» Collected data entries
-=-=-=-=-

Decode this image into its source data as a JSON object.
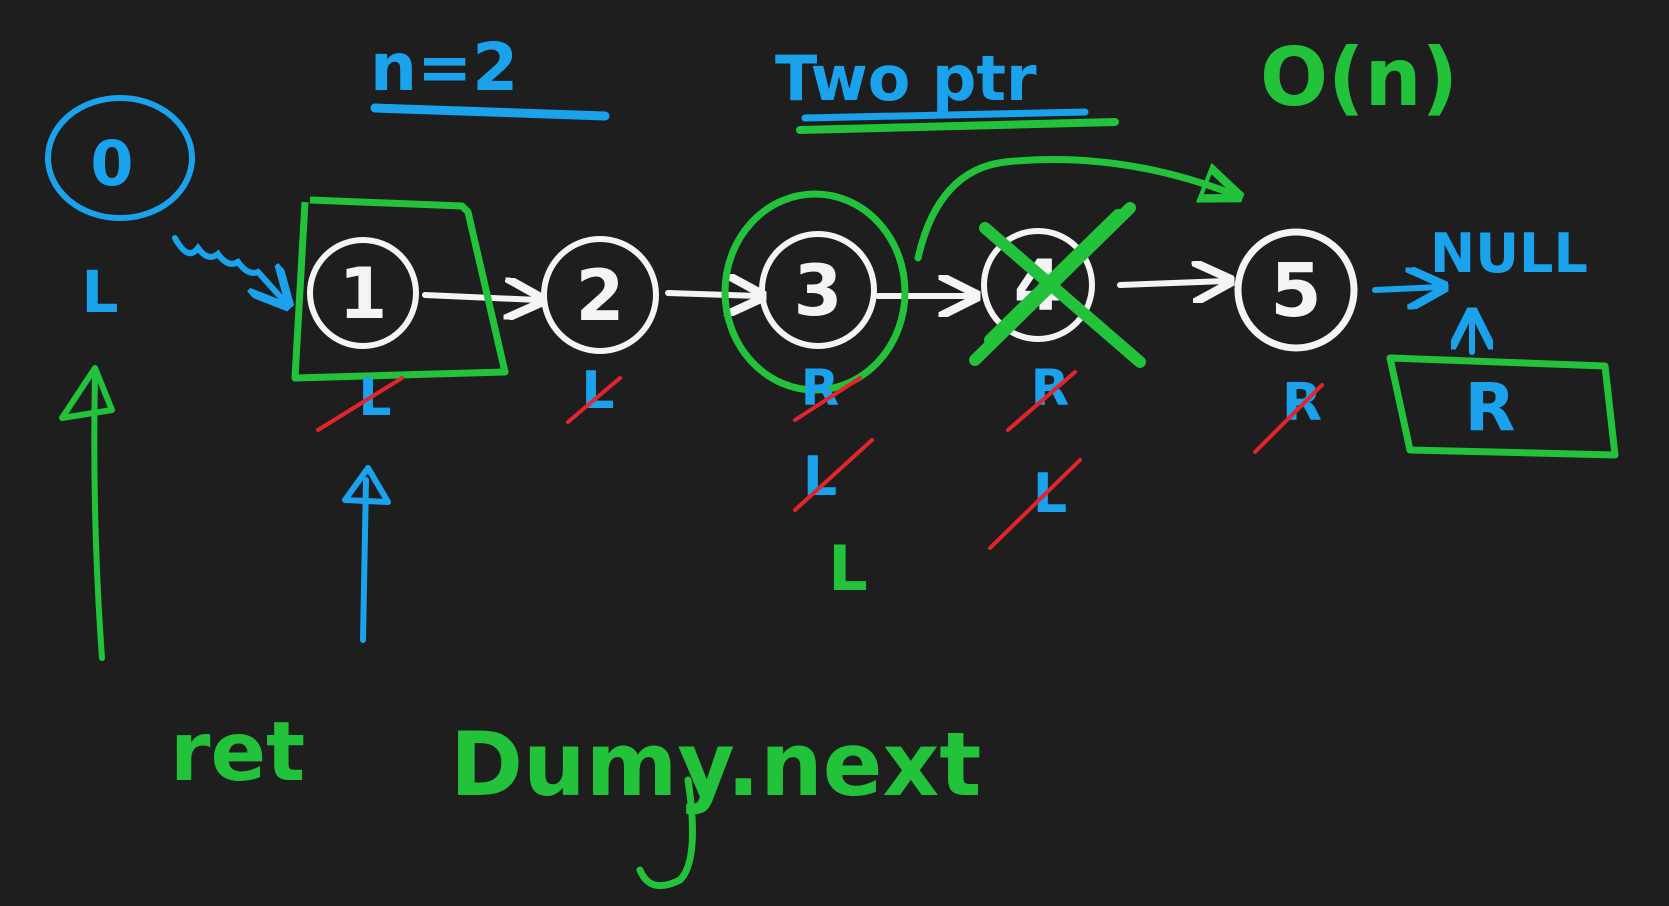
{
  "colors": {
    "background": "#1e1e1f",
    "blue": "#1aa3ec",
    "green": "#22c33a",
    "white": "#f4f4f4",
    "red": "#e3242b"
  },
  "header": {
    "n_label": "n=2",
    "method_label": "Two ptr",
    "complexity_label": "O(n)"
  },
  "dummy_node": {
    "value": "0",
    "pointer_label": "L"
  },
  "nodes": [
    {
      "value": "1"
    },
    {
      "value": "2"
    },
    {
      "value": "3"
    },
    {
      "value": "4"
    },
    {
      "value": "5"
    }
  ],
  "null_label": "NULL",
  "pointer_history": {
    "under_node_1": "L",
    "under_node_2": "L",
    "under_node_3": [
      "R",
      "L",
      "L"
    ],
    "under_node_4": [
      "R",
      "L"
    ],
    "under_node_5": "R",
    "under_null": "R"
  },
  "return_label": "ret",
  "return_expression": "Dumy.next"
}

-=-=-=-=-

» Exercise
For the listing above, give the number of lines in which the string "value" occurs, and nothing else.

» Output of the exercise
6